→ PROBLEM STATEMENT:
Show every line containing "Anrufverteilung" by copying it.

** start of LISTING **

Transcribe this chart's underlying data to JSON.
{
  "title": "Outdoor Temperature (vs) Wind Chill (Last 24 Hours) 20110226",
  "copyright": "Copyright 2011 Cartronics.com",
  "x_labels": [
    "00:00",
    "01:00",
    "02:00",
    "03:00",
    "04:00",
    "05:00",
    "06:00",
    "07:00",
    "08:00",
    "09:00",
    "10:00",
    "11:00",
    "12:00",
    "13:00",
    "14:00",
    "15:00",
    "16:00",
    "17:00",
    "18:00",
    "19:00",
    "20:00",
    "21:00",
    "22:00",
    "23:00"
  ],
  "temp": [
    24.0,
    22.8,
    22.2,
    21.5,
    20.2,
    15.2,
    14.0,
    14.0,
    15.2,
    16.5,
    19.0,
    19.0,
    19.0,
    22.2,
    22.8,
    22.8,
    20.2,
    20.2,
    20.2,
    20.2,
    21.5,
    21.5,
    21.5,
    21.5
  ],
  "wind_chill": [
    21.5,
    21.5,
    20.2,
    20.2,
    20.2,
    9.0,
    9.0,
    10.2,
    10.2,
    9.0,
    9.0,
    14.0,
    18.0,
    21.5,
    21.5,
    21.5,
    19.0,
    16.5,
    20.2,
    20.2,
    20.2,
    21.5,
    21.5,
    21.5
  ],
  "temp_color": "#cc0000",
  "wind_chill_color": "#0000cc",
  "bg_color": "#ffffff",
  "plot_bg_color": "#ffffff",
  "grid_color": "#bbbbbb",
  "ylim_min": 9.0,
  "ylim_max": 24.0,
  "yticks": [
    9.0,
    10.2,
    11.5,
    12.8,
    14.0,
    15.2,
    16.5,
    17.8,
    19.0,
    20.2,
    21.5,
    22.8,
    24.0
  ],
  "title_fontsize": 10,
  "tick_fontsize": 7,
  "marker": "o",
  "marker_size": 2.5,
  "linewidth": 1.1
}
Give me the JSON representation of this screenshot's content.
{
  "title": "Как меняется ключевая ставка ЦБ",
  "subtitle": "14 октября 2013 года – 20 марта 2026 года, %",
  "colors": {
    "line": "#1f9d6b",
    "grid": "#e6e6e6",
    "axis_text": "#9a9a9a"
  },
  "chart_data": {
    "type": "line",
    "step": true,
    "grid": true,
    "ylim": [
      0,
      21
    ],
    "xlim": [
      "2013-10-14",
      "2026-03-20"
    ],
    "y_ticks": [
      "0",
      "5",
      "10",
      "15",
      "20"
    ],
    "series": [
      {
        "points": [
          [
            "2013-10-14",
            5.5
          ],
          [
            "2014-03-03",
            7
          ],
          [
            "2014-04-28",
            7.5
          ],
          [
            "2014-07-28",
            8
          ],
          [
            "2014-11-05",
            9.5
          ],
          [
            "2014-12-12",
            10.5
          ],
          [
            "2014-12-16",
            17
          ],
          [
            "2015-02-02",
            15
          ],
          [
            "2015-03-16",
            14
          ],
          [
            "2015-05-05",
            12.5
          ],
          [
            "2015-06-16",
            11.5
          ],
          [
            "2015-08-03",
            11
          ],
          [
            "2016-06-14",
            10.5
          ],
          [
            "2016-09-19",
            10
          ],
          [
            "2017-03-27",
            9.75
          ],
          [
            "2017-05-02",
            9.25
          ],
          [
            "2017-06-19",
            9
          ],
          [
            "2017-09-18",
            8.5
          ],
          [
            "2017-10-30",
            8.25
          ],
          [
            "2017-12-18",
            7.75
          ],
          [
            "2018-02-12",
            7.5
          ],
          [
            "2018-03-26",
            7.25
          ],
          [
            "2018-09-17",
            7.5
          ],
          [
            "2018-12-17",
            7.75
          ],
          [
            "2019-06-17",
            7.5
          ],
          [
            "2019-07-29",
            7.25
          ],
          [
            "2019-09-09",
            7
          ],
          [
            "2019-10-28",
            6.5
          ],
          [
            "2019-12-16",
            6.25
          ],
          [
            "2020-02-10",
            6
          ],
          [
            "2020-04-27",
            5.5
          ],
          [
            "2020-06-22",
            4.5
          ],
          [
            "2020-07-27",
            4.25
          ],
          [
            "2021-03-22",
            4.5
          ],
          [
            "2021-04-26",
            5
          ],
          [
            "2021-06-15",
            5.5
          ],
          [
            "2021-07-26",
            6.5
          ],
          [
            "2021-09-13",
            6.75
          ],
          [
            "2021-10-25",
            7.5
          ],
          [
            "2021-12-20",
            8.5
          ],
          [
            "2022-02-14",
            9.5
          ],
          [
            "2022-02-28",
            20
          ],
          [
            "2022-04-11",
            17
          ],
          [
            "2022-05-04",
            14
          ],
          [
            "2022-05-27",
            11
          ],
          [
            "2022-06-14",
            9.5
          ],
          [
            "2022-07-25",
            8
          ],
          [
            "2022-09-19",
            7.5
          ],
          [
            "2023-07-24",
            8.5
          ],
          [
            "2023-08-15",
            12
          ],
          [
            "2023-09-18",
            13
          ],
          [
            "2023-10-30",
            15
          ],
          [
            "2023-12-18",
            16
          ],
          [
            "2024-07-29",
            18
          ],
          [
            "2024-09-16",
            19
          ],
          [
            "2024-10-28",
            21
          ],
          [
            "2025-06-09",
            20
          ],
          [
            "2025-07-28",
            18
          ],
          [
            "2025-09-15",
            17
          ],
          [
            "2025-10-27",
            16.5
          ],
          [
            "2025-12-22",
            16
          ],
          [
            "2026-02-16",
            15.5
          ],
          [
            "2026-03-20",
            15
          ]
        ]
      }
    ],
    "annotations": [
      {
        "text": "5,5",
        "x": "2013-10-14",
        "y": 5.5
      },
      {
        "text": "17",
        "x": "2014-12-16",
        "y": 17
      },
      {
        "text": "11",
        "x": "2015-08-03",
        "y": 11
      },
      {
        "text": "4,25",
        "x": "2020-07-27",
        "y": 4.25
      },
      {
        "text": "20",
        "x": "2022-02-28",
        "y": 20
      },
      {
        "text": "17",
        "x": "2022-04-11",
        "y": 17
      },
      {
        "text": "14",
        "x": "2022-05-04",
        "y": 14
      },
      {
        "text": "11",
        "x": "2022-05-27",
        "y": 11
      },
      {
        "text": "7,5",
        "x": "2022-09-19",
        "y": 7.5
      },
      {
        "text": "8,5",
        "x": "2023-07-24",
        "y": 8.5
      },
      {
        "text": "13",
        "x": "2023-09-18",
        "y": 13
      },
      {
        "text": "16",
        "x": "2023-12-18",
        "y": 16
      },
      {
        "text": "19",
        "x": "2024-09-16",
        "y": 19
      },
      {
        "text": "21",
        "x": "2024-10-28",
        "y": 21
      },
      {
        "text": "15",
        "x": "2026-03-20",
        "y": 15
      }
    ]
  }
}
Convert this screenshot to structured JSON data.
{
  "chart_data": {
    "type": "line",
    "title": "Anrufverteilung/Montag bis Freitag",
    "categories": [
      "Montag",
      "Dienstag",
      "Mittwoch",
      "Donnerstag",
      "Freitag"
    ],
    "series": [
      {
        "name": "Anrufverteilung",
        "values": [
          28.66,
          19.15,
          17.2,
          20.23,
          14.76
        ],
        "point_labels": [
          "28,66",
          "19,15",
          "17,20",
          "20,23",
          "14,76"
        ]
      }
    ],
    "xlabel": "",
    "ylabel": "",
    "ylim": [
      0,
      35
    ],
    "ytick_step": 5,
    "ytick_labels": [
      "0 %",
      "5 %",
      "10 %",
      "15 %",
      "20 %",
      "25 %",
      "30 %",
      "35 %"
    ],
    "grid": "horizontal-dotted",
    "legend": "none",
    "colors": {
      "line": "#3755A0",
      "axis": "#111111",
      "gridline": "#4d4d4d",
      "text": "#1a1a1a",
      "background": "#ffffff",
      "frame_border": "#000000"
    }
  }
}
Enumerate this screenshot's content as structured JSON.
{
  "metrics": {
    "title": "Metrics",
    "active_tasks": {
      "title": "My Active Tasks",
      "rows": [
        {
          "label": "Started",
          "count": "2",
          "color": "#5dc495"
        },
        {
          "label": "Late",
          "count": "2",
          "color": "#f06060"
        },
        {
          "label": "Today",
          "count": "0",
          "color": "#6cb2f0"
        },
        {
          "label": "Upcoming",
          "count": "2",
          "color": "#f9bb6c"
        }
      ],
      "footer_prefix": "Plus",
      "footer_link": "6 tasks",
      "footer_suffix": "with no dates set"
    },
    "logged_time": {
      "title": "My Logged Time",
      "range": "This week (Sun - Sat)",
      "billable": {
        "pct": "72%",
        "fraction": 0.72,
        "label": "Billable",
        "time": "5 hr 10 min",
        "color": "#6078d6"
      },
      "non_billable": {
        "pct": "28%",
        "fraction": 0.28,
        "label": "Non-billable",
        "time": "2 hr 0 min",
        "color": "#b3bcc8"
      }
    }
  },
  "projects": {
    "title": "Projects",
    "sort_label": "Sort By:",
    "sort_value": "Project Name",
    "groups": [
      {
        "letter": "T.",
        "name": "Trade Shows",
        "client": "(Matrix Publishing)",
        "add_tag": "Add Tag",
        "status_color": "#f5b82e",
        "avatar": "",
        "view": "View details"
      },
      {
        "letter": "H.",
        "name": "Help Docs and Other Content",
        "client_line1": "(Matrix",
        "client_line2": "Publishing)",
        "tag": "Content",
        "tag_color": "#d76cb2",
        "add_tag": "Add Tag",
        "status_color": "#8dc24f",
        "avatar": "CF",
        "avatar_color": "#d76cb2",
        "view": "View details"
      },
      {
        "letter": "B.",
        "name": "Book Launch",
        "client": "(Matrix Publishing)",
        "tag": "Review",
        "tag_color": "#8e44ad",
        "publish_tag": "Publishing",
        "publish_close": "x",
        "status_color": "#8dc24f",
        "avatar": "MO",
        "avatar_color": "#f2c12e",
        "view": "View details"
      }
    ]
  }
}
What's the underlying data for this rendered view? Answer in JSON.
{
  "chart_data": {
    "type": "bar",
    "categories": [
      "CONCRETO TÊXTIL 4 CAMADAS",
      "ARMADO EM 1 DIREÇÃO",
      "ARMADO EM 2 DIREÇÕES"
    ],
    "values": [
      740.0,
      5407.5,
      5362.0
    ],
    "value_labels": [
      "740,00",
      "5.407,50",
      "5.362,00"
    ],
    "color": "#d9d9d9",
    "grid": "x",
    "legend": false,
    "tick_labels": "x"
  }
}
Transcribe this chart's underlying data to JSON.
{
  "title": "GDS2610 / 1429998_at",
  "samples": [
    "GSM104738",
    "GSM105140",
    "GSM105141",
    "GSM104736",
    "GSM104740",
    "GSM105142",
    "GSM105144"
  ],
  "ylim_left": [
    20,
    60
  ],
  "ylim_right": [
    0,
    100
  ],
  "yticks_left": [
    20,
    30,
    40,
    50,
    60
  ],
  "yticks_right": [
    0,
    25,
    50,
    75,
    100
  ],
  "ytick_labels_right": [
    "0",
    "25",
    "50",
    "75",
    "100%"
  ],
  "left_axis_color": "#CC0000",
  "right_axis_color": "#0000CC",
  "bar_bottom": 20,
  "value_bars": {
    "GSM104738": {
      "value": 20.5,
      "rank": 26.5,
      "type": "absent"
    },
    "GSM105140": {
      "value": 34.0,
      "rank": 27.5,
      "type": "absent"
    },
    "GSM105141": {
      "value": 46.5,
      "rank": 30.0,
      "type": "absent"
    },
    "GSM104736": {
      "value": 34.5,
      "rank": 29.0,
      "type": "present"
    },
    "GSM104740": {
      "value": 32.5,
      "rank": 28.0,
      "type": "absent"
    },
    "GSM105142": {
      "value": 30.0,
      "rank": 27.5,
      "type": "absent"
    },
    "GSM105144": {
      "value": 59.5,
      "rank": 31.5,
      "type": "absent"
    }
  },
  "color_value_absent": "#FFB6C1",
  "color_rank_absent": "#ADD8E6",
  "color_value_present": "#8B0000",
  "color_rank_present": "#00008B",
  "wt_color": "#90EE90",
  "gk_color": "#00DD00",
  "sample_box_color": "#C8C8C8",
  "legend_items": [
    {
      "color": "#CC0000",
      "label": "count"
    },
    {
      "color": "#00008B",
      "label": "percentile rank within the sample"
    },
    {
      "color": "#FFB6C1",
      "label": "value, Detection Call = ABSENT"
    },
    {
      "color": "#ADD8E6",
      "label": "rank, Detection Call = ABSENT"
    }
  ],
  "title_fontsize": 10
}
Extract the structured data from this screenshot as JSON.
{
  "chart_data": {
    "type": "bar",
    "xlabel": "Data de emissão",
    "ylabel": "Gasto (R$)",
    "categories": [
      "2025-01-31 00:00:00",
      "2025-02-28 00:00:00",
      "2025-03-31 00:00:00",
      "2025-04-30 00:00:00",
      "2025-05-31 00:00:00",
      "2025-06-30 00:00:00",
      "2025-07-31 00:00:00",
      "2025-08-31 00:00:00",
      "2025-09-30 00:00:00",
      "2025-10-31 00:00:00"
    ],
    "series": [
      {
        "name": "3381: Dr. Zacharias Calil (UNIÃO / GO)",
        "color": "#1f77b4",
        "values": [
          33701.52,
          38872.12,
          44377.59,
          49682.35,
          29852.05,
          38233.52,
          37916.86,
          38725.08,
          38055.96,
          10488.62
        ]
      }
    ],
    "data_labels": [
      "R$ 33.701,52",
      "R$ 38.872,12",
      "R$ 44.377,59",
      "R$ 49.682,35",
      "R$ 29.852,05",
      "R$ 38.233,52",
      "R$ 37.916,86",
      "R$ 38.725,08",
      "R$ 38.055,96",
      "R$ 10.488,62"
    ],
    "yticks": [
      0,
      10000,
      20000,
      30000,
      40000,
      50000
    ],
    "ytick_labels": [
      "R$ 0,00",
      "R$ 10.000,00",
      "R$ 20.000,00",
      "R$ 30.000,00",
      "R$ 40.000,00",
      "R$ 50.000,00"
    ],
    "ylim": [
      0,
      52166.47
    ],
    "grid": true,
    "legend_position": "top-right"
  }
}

** end of LISTING **

→ WRITTEN ANSWER:
    "title": "Anrufverteilung/Montag bis Freitag",
        "name": "Anrufverteilung",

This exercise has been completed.